> _DATA LISTING_:
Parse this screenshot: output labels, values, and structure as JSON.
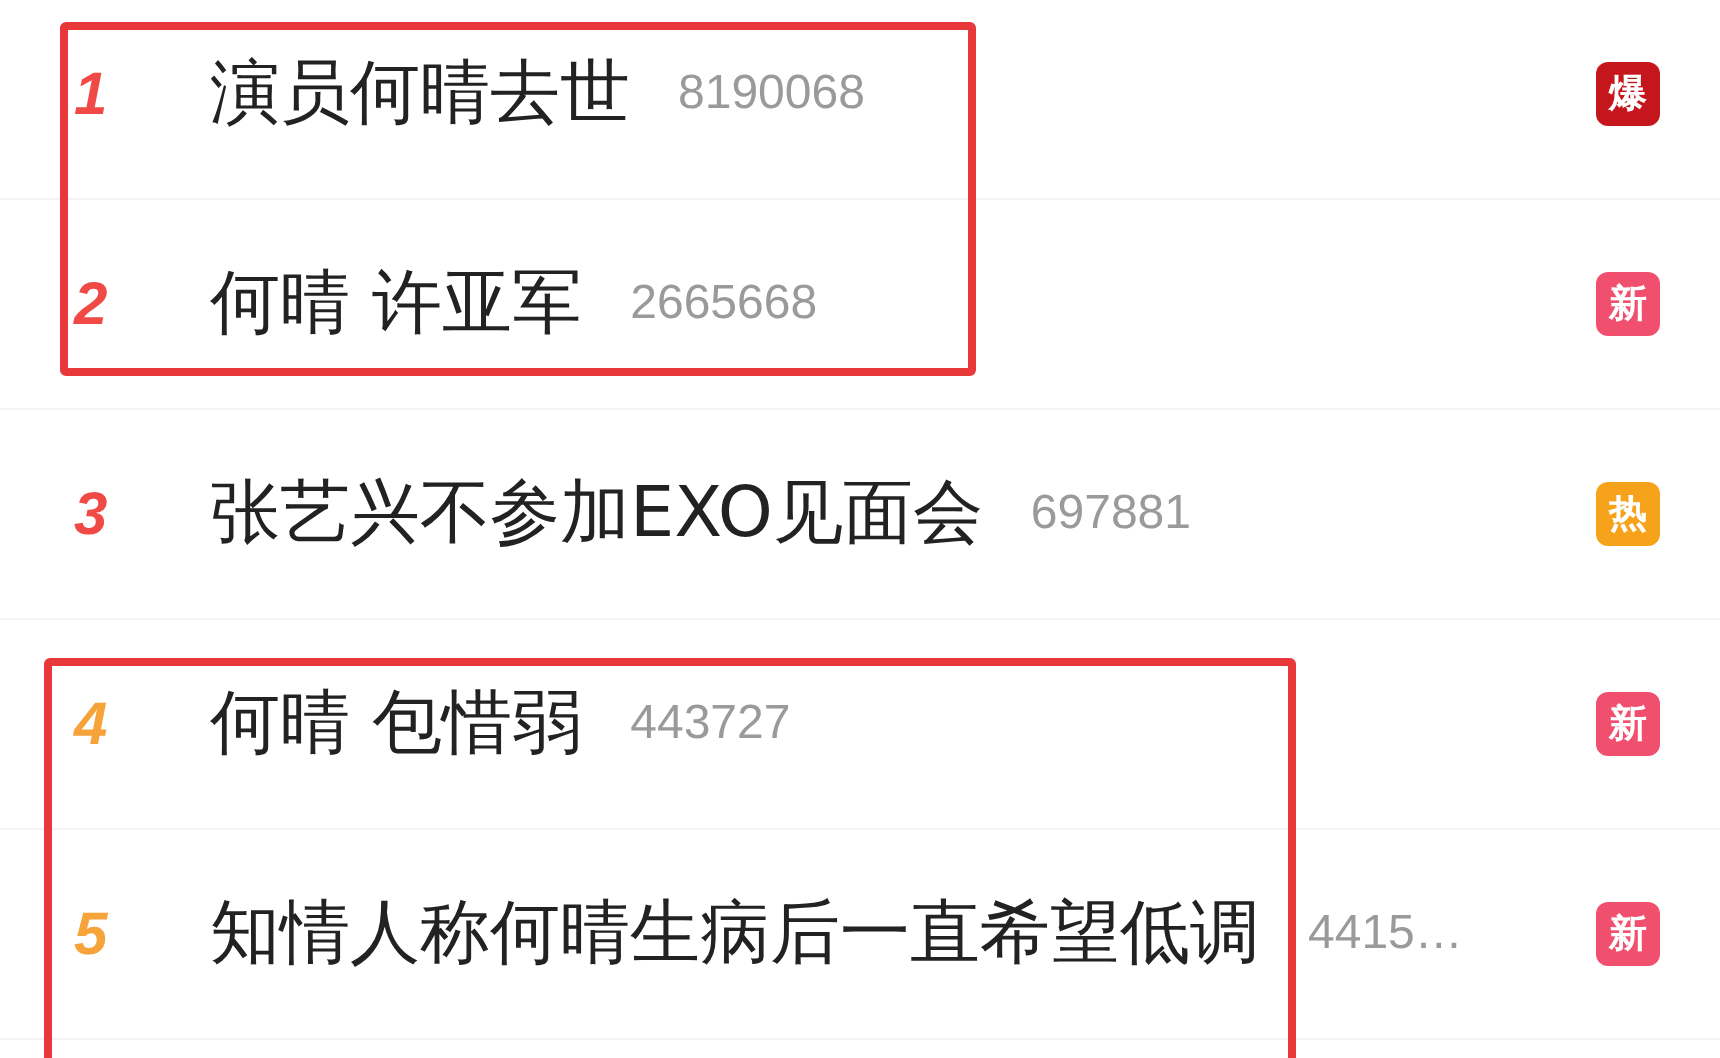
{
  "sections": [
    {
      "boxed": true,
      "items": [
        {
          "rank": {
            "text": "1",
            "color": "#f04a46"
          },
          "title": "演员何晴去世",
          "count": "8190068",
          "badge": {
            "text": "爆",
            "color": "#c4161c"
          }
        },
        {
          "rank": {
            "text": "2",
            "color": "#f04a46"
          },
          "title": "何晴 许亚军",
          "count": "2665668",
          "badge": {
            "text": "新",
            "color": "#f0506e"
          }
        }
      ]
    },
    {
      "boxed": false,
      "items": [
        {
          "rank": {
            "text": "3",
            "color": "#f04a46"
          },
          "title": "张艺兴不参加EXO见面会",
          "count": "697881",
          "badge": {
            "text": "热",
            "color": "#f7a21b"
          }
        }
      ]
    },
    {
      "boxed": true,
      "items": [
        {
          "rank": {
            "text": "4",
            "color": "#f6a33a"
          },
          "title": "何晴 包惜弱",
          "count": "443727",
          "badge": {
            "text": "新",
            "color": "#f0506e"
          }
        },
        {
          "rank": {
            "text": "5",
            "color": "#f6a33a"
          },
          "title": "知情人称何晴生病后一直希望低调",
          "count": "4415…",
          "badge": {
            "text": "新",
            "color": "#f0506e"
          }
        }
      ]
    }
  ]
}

> _TASK BRIEF_:
In this exercise, set down all of the data exactly, without the pictures.

> _SOLVED EXERCISE_:
Parse this screenshot: output labels, values, and structure as JSON.
{
  "sections": [
    {
      "boxed": true,
      "items": [
        {
          "rank": {
            "text": "1",
            "color": "#f04a46"
          },
          "title": "演员何晴去世",
          "count": "8190068",
          "badge": {
            "text": "爆",
            "color": "#c4161c"
          }
        },
        {
          "rank": {
            "text": "2",
            "color": "#f04a46"
          },
          "title": "何晴 许亚军",
          "count": "2665668",
          "badge": {
            "text": "新",
            "color": "#f0506e"
          }
        }
      ]
    },
    {
      "boxed": false,
      "items": [
        {
          "rank": {
            "text": "3",
            "color": "#f04a46"
          },
          "title": "张艺兴不参加EXO见面会",
          "count": "697881",
          "badge": {
            "text": "热",
            "color": "#f7a21b"
          }
        }
      ]
    },
    {
      "boxed": true,
      "items": [
        {
          "rank": {
            "text": "4",
            "color": "#f6a33a"
          },
          "title": "何晴 包惜弱",
          "count": "443727",
          "badge": {
            "text": "新",
            "color": "#f0506e"
          }
        },
        {
          "rank": {
            "text": "5",
            "color": "#f6a33a"
          },
          "title": "知情人称何晴生病后一直希望低调",
          "count": "4415…",
          "badge": {
            "text": "新",
            "color": "#f0506e"
          }
        }
      ]
    }
  ]
}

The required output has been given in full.